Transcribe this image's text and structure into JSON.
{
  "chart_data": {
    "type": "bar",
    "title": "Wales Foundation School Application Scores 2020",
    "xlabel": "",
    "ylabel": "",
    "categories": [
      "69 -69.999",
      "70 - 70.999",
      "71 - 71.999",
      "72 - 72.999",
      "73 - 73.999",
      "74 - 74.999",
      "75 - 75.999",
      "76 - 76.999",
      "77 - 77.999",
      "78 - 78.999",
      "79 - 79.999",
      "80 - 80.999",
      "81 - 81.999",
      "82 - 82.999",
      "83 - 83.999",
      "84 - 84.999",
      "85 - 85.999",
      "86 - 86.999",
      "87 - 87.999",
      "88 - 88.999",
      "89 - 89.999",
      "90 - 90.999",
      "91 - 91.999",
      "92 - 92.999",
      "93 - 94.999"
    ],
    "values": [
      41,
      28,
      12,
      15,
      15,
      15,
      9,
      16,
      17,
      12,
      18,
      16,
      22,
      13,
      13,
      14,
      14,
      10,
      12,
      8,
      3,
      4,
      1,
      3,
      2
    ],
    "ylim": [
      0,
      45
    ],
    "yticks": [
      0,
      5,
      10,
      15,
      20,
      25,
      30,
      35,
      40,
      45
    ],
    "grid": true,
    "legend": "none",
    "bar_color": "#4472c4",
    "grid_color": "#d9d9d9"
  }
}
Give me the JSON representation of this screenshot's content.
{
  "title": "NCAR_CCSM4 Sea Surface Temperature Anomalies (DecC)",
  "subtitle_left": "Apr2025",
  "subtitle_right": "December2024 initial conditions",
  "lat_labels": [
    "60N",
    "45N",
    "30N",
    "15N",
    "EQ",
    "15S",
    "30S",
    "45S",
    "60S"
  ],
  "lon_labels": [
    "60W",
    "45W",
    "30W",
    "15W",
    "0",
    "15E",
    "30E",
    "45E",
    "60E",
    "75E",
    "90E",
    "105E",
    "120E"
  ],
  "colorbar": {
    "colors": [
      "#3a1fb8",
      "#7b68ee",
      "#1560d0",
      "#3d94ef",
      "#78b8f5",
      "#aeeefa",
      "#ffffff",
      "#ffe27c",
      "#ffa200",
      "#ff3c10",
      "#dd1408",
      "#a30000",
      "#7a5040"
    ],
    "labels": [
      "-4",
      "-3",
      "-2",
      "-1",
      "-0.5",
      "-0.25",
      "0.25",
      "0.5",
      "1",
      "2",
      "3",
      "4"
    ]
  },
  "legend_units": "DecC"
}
--------
**What you will do:** Take the data above and return it exactly.

**Result:**
Transcribe this image's text and structure into JSON.
{
  "chart_data": {
    "type": "bar",
    "title": "Wales Foundation School Application Scores 2020",
    "xlabel": "",
    "ylabel": "",
    "categories": [
      "69 -69.999",
      "70 - 70.999",
      "71 - 71.999",
      "72 - 72.999",
      "73 - 73.999",
      "74 - 74.999",
      "75 - 75.999",
      "76 - 76.999",
      "77 - 77.999",
      "78 - 78.999",
      "79 - 79.999",
      "80 - 80.999",
      "81 - 81.999",
      "82 - 82.999",
      "83 - 83.999",
      "84 - 84.999",
      "85 - 85.999",
      "86 - 86.999",
      "87 - 87.999",
      "88 - 88.999",
      "89 - 89.999",
      "90 - 90.999",
      "91 - 91.999",
      "92 - 92.999",
      "93 - 94.999"
    ],
    "values": [
      41,
      28,
      12,
      15,
      15,
      15,
      9,
      16,
      17,
      12,
      18,
      16,
      22,
      13,
      13,
      14,
      14,
      10,
      12,
      8,
      3,
      4,
      1,
      3,
      2
    ],
    "ylim": [
      0,
      45
    ],
    "yticks": [
      0,
      5,
      10,
      15,
      20,
      25,
      30,
      35,
      40,
      45
    ],
    "grid": true,
    "legend": "none",
    "bar_color": "#4472c4",
    "grid_color": "#d9d9d9"
  }
}
Give me the JSON representation of this screenshot's content.
{
  "title": "NCAR_CCSM4 Sea Surface Temperature Anomalies (DecC)",
  "subtitle_left": "Apr2025",
  "subtitle_right": "December2024 initial conditions",
  "lat_labels": [
    "60N",
    "45N",
    "30N",
    "15N",
    "EQ",
    "15S",
    "30S",
    "45S",
    "60S"
  ],
  "lon_labels": [
    "60W",
    "45W",
    "30W",
    "15W",
    "0",
    "15E",
    "30E",
    "45E",
    "60E",
    "75E",
    "90E",
    "105E",
    "120E"
  ],
  "colorbar": {
    "colors": [
      "#3a1fb8",
      "#7b68ee",
      "#1560d0",
      "#3d94ef",
      "#78b8f5",
      "#aeeefa",
      "#ffffff",
      "#ffe27c",
      "#ffa200",
      "#ff3c10",
      "#dd1408",
      "#a30000",
      "#7a5040"
    ],
    "labels": [
      "-4",
      "-3",
      "-2",
      "-1",
      "-0.5",
      "-0.25",
      "0.25",
      "0.5",
      "1",
      "2",
      "3",
      "4"
    ]
  },
  "legend_units": "DecC"
}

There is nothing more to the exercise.